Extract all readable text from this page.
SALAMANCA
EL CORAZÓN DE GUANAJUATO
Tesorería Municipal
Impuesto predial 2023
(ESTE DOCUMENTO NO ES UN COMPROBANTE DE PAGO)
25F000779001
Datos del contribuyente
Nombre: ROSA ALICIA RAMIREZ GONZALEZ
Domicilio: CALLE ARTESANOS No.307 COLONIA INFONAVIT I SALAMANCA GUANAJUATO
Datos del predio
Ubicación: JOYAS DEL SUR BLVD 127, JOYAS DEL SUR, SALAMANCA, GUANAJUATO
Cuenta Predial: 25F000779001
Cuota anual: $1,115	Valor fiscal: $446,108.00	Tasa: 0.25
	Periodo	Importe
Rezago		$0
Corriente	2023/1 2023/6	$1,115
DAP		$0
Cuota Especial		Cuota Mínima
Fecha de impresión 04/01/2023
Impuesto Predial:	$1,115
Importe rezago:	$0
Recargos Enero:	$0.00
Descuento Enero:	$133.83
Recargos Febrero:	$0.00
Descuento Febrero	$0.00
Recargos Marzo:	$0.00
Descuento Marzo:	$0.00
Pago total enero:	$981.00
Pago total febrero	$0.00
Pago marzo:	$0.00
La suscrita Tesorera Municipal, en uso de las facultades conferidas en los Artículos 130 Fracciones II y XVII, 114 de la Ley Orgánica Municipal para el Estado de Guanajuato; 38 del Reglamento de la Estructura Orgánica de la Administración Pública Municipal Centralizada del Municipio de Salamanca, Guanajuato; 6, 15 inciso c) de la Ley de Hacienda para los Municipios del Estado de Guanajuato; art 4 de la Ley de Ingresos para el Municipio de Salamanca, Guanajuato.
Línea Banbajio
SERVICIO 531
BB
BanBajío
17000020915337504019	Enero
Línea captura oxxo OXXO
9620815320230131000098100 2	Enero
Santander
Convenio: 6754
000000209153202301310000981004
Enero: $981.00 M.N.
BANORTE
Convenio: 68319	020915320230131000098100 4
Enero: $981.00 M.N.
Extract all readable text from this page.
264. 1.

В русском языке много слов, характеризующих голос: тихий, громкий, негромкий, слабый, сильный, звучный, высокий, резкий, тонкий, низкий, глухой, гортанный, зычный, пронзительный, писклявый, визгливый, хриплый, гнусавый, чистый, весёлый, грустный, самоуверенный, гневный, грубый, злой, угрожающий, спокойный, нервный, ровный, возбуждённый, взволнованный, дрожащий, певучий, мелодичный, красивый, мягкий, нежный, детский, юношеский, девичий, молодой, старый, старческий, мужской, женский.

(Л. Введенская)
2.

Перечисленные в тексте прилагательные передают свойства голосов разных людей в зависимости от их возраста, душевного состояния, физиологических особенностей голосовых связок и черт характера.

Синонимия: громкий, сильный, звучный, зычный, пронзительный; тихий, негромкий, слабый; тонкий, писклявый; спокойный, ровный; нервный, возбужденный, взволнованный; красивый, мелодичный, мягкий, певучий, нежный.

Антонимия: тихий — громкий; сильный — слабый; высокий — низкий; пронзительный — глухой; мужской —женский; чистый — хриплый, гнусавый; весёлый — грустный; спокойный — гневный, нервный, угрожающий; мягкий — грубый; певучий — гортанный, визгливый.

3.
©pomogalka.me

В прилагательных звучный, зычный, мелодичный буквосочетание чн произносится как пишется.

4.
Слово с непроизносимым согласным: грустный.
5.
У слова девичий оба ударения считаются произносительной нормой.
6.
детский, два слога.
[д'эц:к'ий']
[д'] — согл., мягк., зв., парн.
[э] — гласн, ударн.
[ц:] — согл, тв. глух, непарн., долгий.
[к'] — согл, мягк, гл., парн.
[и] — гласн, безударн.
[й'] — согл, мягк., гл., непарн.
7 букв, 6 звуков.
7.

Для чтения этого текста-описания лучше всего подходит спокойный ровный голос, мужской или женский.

= = = =

To be done:
Reproduce the listing in full. Keep it exactly as written.

Full response:
Extract all readable text from this page.
SALAMANCA
EL CORAZÓN DE GUANAJUATO
Tesorería Municipal
Impuesto predial 2023
(ESTE DOCUMENTO NO ES UN COMPROBANTE DE PAGO)
25F000779001
Datos del contribuyente
Nombre: ROSA ALICIA RAMIREZ GONZALEZ
Domicilio: CALLE ARTESANOS No.307 COLONIA INFONAVIT I SALAMANCA GUANAJUATO
Datos del predio
Ubicación: JOYAS DEL SUR BLVD 127, JOYAS DEL SUR, SALAMANCA, GUANAJUATO
Cuenta Predial: 25F000779001
Cuota anual: $1,115	Valor fiscal: $446,108.00	Tasa: 0.25
	Periodo	Importe
Rezago		$0
Corriente	2023/1 2023/6	$1,115
DAP		$0
Cuota Especial		Cuota Mínima
Fecha de impresión 04/01/2023
Impuesto Predial:	$1,115
Importe rezago:	$0
Recargos Enero:	$0.00
Descuento Enero:	$133.83
Recargos Febrero:	$0.00
Descuento Febrero	$0.00
Recargos Marzo:	$0.00
Descuento Marzo:	$0.00
Pago total enero:	$981.00
Pago total febrero	$0.00
Pago marzo:	$0.00
La suscrita Tesorera Municipal, en uso de las facultades conferidas en los Artículos 130 Fracciones II y XVII, 114 de la Ley Orgánica Municipal para el Estado de Guanajuato; 38 del Reglamento de la Estructura Orgánica de la Administración Pública Municipal Centralizada del Municipio de Salamanca, Guanajuato; 6, 15 inciso c) de la Ley de Hacienda para los Municipios del Estado de Guanajuato; art 4 de la Ley de Ingresos para el Municipio de Salamanca, Guanajuato.
Línea Banbajio
SERVICIO 531
BB
BanBajío
17000020915337504019	Enero
Línea captura oxxo OXXO
9620815320230131000098100 2	Enero
Santander
Convenio: 6754
000000209153202301310000981004
Enero: $981.00 M.N.
BANORTE
Convenio: 68319	020915320230131000098100 4
Enero: $981.00 M.N.
Extract all readable text from this page.
264. 1.

В русском языке много слов, характеризующих голос: тихий, громкий, негромкий, слабый, сильный, звучный, высокий, резкий, тонкий, низкий, глухой, гортанный, зычный, пронзительный, писклявый, визгливый, хриплый, гнусавый, чистый, весёлый, грустный, самоуверенный, гневный, грубый, злой, угрожающий, спокойный, нервный, ровный, возбуждённый, взволнованный, дрожащий, певучий, мелодичный, красивый, мягкий, нежный, детский, юношеский, девичий, молодой, старый, старческий, мужской, женский.

(Л. Введенская)
2.

Перечисленные в тексте прилагательные передают свойства голосов разных людей в зависимости от их возраста, душевного состояния, физиологических особенностей голосовых связок и черт характера.

Синонимия: громкий, сильный, звучный, зычный, пронзительный; тихий, негромкий, слабый; тонкий, писклявый; спокойный, ровный; нервный, возбужденный, взволнованный; красивый, мелодичный, мягкий, певучий, нежный.

Антонимия: тихий — громкий; сильный — слабый; высокий — низкий; пронзительный — глухой; мужской —женский; чистый — хриплый, гнусавый; весёлый — грустный; спокойный — гневный, нервный, угрожающий; мягкий — грубый; певучий — гортанный, визгливый.

3.
©pomogalka.me

В прилагательных звучный, зычный, мелодичный буквосочетание чн произносится как пишется.

4.
Слово с непроизносимым согласным: грустный.
5.
У слова девичий оба ударения считаются произносительной нормой.
6.
детский, два слога.
[д'эц:к'ий']
[д'] — согл., мягк., зв., парн.
[э] — гласн, ударн.
[ц:] — согл, тв. глух, непарн., долгий.
[к'] — согл, мягк, гл., парн.
[и] — гласн, безударн.
[й'] — согл, мягк., гл., непарн.
7 букв, 6 звуков.
7.

Для чтения этого текста-описания лучше всего подходит спокойный ровный голос, мужской или женский.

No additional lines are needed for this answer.